▸ **Data to process**
□ □ □ □ □

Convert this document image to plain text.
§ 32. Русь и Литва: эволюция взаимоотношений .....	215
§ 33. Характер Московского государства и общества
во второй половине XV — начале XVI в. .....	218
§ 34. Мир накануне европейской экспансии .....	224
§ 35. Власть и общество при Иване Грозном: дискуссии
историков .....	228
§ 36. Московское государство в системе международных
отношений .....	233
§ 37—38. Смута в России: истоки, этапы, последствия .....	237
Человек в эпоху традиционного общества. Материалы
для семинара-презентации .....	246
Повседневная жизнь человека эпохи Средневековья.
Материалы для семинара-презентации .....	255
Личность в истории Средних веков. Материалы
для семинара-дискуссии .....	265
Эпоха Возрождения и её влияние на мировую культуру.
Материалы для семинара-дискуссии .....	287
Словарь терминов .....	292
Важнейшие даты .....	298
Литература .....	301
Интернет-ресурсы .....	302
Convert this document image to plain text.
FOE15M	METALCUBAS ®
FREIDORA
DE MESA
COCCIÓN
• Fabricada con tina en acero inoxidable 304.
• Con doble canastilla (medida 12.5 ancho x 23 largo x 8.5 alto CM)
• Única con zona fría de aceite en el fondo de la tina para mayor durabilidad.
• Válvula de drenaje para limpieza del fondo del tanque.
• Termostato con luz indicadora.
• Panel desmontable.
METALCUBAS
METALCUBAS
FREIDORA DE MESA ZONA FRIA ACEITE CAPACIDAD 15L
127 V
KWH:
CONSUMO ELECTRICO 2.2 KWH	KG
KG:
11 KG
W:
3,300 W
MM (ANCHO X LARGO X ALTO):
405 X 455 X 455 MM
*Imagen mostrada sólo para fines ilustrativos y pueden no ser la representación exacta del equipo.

□ □ □ □ □

▸ **Exercise directions**
Retype the records in full. Keep every line identical to the original.

▸ **Solution to this exercise**
Convert this document image to plain text.
§ 32. Русь и Литва: эволюция взаимоотношений .....	215
§ 33. Характер Московского государства и общества
во второй половине XV — начале XVI в. .....	218
§ 34. Мир накануне европейской экспансии .....	224
§ 35. Власть и общество при Иване Грозном: дискуссии
историков .....	228
§ 36. Московское государство в системе международных
отношений .....	233
§ 37—38. Смута в России: истоки, этапы, последствия .....	237
Человек в эпоху традиционного общества. Материалы
для семинара-презентации .....	246
Повседневная жизнь человека эпохи Средневековья.
Материалы для семинара-презентации .....	255
Личность в истории Средних веков. Материалы
для семинара-дискуссии .....	265
Эпоха Возрождения и её влияние на мировую культуру.
Материалы для семинара-дискуссии .....	287
Словарь терминов .....	292
Важнейшие даты .....	298
Литература .....	301
Интернет-ресурсы .....	302
Convert this document image to plain text.
FOE15M	METALCUBAS ®
FREIDORA
DE MESA
COCCIÓN
• Fabricada con tina en acero inoxidable 304.
• Con doble canastilla (medida 12.5 ancho x 23 largo x 8.5 alto CM)
• Única con zona fría de aceite en el fondo de la tina para mayor durabilidad.
• Válvula de drenaje para limpieza del fondo del tanque.
• Termostato con luz indicadora.
• Panel desmontable.
METALCUBAS
METALCUBAS
FREIDORA DE MESA ZONA FRIA ACEITE CAPACIDAD 15L
127 V
KWH:
CONSUMO ELECTRICO 2.2 KWH	KG
KG:
11 KG
W:
3,300 W
MM (ANCHO X LARGO X ALTO):
405 X 455 X 455 MM
*Imagen mostrada sólo para fines ilustrativos y pueden no ser la representación exacta del equipo.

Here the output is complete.